▸ What to do
Within the listing below, locate all lines containing the word "Klasse". Copy each one.

[Rows from a dataset]
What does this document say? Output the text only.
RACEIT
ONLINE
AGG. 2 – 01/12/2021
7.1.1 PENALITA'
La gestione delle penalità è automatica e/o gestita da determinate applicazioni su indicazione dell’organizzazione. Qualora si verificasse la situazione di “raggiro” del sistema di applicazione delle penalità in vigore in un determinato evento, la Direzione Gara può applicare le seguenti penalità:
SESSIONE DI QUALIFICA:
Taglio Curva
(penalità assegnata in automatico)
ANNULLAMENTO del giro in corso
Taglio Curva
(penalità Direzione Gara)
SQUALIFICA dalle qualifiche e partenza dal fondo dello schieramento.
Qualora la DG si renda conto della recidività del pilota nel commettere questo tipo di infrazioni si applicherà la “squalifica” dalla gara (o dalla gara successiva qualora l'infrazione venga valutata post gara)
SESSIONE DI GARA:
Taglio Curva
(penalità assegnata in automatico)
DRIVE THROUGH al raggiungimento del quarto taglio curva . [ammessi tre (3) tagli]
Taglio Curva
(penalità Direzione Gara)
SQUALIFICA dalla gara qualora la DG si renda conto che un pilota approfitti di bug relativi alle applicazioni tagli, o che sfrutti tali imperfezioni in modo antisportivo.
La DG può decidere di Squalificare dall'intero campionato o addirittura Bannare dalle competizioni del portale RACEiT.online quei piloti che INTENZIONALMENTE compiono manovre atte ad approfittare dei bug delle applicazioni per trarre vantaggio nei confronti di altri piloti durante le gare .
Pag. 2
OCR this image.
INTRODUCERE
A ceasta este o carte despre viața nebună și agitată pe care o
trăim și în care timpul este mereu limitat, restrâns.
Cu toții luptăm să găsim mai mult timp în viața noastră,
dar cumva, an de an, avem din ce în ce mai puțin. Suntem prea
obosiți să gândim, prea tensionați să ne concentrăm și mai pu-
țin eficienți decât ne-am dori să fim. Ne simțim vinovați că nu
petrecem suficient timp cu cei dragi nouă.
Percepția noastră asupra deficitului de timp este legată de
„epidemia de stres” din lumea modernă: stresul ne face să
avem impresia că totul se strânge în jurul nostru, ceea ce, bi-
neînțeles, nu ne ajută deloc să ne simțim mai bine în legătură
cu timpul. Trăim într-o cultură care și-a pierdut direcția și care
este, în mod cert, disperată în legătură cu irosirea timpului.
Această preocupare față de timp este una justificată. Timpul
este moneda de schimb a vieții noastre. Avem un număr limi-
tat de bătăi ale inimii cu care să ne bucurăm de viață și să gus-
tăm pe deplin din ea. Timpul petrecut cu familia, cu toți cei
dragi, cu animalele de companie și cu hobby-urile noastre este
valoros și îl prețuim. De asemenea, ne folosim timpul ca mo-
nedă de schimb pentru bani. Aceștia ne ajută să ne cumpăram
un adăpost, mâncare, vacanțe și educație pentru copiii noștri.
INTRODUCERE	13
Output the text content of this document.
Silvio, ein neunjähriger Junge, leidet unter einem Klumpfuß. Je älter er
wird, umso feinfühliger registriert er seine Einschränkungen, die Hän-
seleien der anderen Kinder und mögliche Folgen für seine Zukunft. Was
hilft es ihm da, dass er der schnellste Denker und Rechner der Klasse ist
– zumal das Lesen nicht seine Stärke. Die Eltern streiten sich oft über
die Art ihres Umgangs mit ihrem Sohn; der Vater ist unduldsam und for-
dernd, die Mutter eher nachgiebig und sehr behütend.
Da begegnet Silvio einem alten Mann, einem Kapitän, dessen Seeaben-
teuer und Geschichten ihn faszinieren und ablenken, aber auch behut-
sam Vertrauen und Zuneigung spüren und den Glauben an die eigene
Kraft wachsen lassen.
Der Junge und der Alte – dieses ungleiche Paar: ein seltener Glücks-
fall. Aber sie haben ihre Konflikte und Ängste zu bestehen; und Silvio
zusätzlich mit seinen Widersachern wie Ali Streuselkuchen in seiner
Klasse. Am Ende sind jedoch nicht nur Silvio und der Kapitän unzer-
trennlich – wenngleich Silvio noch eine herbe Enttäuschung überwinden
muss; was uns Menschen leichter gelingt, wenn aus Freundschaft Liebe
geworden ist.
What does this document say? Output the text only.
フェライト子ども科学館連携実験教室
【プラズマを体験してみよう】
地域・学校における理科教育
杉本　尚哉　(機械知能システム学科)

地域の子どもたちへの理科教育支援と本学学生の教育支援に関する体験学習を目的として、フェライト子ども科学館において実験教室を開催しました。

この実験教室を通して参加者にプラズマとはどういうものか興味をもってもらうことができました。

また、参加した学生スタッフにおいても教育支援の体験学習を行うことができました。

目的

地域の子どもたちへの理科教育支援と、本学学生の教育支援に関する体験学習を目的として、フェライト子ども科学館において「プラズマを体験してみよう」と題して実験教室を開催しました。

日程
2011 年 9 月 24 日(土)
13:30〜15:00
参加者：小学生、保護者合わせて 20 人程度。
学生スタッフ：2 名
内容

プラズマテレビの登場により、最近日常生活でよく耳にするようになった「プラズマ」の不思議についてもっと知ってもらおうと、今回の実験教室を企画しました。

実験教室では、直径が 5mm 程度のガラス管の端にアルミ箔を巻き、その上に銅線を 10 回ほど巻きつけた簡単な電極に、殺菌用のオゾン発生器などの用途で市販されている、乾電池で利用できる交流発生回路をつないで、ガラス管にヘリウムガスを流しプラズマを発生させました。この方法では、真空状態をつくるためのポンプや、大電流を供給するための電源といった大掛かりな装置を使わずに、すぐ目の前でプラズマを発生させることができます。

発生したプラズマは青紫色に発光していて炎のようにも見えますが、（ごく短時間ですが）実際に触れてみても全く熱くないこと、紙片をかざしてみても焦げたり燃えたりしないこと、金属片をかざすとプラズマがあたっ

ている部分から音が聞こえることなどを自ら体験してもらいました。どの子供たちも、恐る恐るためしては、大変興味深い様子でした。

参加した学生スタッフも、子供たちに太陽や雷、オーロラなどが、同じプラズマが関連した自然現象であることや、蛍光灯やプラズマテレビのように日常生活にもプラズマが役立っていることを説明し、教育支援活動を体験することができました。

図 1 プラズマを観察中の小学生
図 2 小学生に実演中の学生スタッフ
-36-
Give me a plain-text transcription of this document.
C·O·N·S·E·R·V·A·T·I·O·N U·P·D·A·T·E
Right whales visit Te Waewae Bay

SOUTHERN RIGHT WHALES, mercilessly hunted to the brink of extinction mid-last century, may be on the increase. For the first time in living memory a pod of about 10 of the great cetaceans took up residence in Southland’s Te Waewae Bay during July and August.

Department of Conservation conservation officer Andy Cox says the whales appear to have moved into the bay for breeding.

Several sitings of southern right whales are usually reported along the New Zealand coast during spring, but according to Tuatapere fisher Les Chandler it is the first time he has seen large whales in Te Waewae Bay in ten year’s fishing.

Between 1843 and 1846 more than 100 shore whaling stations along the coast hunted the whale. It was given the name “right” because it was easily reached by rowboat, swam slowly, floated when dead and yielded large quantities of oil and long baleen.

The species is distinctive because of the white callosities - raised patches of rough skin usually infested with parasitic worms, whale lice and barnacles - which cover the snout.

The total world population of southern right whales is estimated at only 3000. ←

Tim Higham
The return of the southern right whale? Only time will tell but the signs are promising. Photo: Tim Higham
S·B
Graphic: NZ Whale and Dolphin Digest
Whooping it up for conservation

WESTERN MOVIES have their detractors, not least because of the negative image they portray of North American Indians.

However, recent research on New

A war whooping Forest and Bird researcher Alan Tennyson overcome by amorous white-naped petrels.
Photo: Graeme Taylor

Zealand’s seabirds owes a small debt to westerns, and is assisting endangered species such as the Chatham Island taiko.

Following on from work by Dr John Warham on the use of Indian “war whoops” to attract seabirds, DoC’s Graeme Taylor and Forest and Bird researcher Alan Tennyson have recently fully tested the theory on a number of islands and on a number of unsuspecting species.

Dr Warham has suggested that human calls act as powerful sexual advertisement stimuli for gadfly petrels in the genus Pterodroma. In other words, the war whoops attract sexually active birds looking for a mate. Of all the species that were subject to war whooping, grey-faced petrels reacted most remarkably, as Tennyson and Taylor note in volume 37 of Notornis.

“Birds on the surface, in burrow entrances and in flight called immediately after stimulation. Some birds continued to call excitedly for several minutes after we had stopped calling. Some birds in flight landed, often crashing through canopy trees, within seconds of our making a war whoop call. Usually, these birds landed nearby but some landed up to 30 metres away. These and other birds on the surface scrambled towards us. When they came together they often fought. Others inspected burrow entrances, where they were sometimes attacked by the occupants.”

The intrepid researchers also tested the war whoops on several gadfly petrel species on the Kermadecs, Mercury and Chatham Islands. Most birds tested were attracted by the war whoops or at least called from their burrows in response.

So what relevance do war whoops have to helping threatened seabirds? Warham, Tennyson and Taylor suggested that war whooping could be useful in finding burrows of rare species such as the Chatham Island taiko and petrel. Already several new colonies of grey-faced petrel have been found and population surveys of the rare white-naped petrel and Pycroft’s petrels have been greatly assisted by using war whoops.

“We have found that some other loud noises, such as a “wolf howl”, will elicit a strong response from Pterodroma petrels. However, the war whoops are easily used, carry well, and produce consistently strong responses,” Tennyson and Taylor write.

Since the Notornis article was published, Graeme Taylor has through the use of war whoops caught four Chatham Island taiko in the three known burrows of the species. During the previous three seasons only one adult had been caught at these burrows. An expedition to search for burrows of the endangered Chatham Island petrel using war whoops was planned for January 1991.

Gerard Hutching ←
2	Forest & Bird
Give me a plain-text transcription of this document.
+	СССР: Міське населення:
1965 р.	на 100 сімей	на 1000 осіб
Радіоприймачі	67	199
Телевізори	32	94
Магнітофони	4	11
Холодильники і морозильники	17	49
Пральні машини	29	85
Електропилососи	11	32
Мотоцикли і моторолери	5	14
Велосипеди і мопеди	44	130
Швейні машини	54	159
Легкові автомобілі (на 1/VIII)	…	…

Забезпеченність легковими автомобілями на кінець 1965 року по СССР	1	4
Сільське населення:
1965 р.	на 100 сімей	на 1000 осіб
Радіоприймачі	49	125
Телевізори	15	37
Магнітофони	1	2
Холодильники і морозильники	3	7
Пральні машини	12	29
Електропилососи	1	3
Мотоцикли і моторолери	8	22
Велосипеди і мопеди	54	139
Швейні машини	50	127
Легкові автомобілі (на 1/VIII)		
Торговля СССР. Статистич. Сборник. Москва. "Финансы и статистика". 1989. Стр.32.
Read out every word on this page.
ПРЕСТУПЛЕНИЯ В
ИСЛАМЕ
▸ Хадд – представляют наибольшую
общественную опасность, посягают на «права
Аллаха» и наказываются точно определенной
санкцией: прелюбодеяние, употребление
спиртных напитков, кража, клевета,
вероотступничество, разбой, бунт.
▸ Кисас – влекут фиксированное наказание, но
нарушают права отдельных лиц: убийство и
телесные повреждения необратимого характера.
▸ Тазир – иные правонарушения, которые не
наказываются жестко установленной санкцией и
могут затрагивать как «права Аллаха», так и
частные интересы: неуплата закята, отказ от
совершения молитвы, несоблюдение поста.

▸ Answer in full
hilft es ihm da, dass er der schnellste Denker und Rechner der Klasse ist
Klasse. Am Ende sind jedoch nicht nur Silvio und der Kapitän unzer-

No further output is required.